# OBJECTIVE
Repeat the data that follows, word for word, without the images.

# Items from a data source
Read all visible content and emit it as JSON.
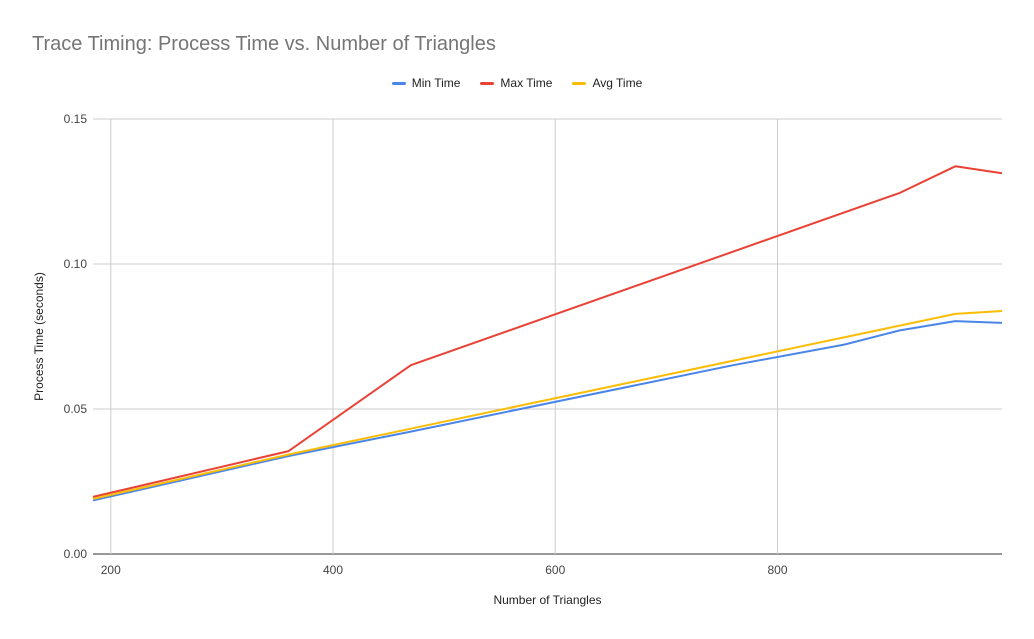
{
  "chart_data": {
    "type": "line",
    "title": "Trace Timing: Process Time vs. Number of Triangles",
    "xlabel": "Number of Triangles",
    "ylabel": "Process Time (seconds)",
    "xlim": [
      184,
      1002
    ],
    "ylim": [
      0,
      0.15
    ],
    "x_ticks": [
      200,
      400,
      600,
      800
    ],
    "x_tick_labels": [
      "200",
      "400",
      "600",
      "800"
    ],
    "y_ticks": [
      0,
      0.05,
      0.1,
      0.15
    ],
    "y_tick_labels": [
      "0.00",
      "0.05",
      "0.10",
      "0.15"
    ],
    "grid": true,
    "legend_position": "top-center",
    "series": [
      {
        "name": "Min Time",
        "color": "#4a86e8",
        "points": [
          [
            184,
            0.0185
          ],
          [
            360,
            0.0338
          ],
          [
            470,
            0.0422
          ],
          [
            680,
            0.0588
          ],
          [
            760,
            0.0651
          ],
          [
            860,
            0.0722
          ],
          [
            910,
            0.0771
          ],
          [
            960,
            0.0803
          ],
          [
            1002,
            0.0797
          ]
        ]
      },
      {
        "name": "Max Time",
        "color": "#e94235",
        "points": [
          [
            184,
            0.0197
          ],
          [
            360,
            0.0355
          ],
          [
            470,
            0.0651
          ],
          [
            910,
            0.1245
          ],
          [
            960,
            0.1337
          ],
          [
            1002,
            0.1313
          ]
        ]
      },
      {
        "name": "Avg Time",
        "color": "#fbbc04",
        "points": [
          [
            184,
            0.019
          ],
          [
            360,
            0.0343
          ],
          [
            470,
            0.0432
          ],
          [
            960,
            0.0828
          ],
          [
            1002,
            0.0838
          ]
        ]
      }
    ]
  }
}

# FINISHED ANSWER
Read all visible content and emit it as JSON.
{
  "chart_data": {
    "type": "line",
    "title": "Trace Timing: Process Time vs. Number of Triangles",
    "xlabel": "Number of Triangles",
    "ylabel": "Process Time (seconds)",
    "xlim": [
      184,
      1002
    ],
    "ylim": [
      0,
      0.15
    ],
    "x_ticks": [
      200,
      400,
      600,
      800
    ],
    "x_tick_labels": [
      "200",
      "400",
      "600",
      "800"
    ],
    "y_ticks": [
      0,
      0.05,
      0.1,
      0.15
    ],
    "y_tick_labels": [
      "0.00",
      "0.05",
      "0.10",
      "0.15"
    ],
    "grid": true,
    "legend_position": "top-center",
    "series": [
      {
        "name": "Min Time",
        "color": "#4a86e8",
        "points": [
          [
            184,
            0.0185
          ],
          [
            360,
            0.0338
          ],
          [
            470,
            0.0422
          ],
          [
            680,
            0.0588
          ],
          [
            760,
            0.0651
          ],
          [
            860,
            0.0722
          ],
          [
            910,
            0.0771
          ],
          [
            960,
            0.0803
          ],
          [
            1002,
            0.0797
          ]
        ]
      },
      {
        "name": "Max Time",
        "color": "#e94235",
        "points": [
          [
            184,
            0.0197
          ],
          [
            360,
            0.0355
          ],
          [
            470,
            0.0651
          ],
          [
            910,
            0.1245
          ],
          [
            960,
            0.1337
          ],
          [
            1002,
            0.1313
          ]
        ]
      },
      {
        "name": "Avg Time",
        "color": "#fbbc04",
        "points": [
          [
            184,
            0.019
          ],
          [
            360,
            0.0343
          ],
          [
            470,
            0.0432
          ],
          [
            960,
            0.0828
          ],
          [
            1002,
            0.0838
          ]
        ]
      }
    ]
  }
}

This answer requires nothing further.